→ **Exercise aim**: Send back all the data below, exactly as given.

→ **Dataset excerpts**:

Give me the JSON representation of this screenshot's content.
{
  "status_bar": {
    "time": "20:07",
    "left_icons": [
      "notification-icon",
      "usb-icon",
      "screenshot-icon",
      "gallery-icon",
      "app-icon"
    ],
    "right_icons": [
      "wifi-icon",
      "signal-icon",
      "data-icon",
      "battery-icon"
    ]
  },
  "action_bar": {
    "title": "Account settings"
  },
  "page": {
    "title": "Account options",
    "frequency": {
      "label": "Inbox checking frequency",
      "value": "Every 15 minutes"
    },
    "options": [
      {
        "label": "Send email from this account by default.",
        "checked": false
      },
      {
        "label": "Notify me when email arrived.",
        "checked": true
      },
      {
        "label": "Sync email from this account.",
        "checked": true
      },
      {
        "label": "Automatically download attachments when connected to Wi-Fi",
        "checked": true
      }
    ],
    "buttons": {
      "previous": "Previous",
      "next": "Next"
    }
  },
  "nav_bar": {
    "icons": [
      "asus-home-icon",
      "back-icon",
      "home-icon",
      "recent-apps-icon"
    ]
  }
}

→ **Solution to the problem**:
Give me the JSON representation of this screenshot's content.
{
  "status_bar": {
    "time": "20:07",
    "left_icons": [
      "notification-icon",
      "usb-icon",
      "screenshot-icon",
      "gallery-icon",
      "app-icon"
    ],
    "right_icons": [
      "wifi-icon",
      "signal-icon",
      "data-icon",
      "battery-icon"
    ]
  },
  "action_bar": {
    "title": "Account settings"
  },
  "page": {
    "title": "Account options",
    "frequency": {
      "label": "Inbox checking frequency",
      "value": "Every 15 minutes"
    },
    "options": [
      {
        "label": "Send email from this account by default.",
        "checked": false
      },
      {
        "label": "Notify me when email arrived.",
        "checked": true
      },
      {
        "label": "Sync email from this account.",
        "checked": true
      },
      {
        "label": "Automatically download attachments when connected to Wi-Fi",
        "checked": true
      }
    ],
    "buttons": {
      "previous": "Previous",
      "next": "Next"
    }
  },
  "nav_bar": {
    "icons": [
      "asus-home-icon",
      "back-icon",
      "home-icon",
      "recent-apps-icon"
    ]
  }
}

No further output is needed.